Dataset records
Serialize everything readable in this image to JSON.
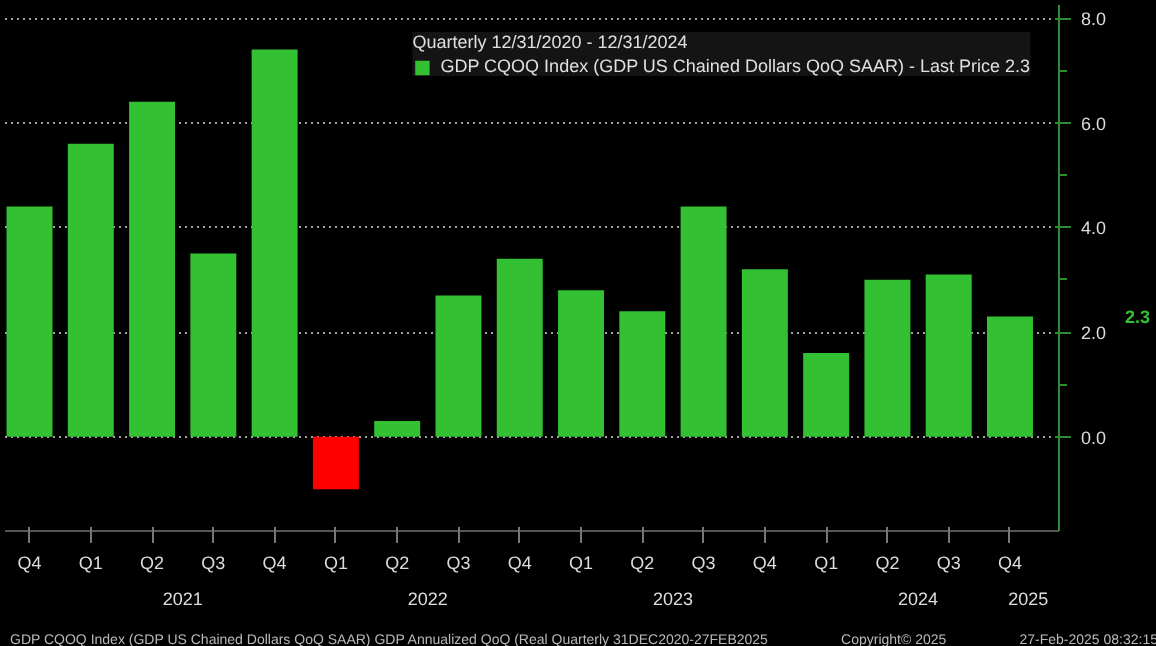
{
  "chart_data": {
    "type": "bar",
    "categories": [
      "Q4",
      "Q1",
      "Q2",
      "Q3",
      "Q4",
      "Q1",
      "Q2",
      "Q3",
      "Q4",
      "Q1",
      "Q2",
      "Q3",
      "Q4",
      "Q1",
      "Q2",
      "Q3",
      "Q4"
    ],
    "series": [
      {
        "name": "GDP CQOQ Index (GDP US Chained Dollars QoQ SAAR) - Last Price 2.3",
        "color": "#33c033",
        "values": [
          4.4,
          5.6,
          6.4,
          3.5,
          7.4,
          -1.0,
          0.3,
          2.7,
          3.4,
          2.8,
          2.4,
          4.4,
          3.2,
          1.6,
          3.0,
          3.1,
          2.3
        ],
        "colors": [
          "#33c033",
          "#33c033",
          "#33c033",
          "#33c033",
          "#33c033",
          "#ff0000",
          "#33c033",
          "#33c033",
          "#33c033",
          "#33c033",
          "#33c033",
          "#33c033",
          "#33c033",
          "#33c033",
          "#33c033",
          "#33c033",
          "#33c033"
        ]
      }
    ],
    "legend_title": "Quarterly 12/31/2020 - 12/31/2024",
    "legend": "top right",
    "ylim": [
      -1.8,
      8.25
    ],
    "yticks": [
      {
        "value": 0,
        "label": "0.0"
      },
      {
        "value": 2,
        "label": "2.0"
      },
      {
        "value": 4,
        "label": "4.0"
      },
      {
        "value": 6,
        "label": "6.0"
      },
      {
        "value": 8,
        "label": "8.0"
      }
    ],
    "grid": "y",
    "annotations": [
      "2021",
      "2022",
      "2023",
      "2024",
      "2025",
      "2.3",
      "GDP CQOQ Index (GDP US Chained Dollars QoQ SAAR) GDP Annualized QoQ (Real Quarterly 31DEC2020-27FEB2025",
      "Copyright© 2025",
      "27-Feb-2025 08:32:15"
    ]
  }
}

Description of the task
From the material above, copy each line that includes the word "CQOQ".

Full solution
        "name": "GDP CQOQ Index (GDP US Chained Dollars QoQ SAAR) - Last Price 2.3",
      "GDP CQOQ Index (GDP US Chained Dollars QoQ SAAR) GDP Annualized QoQ (Real Quarterly 31DEC2020-27FEB2025",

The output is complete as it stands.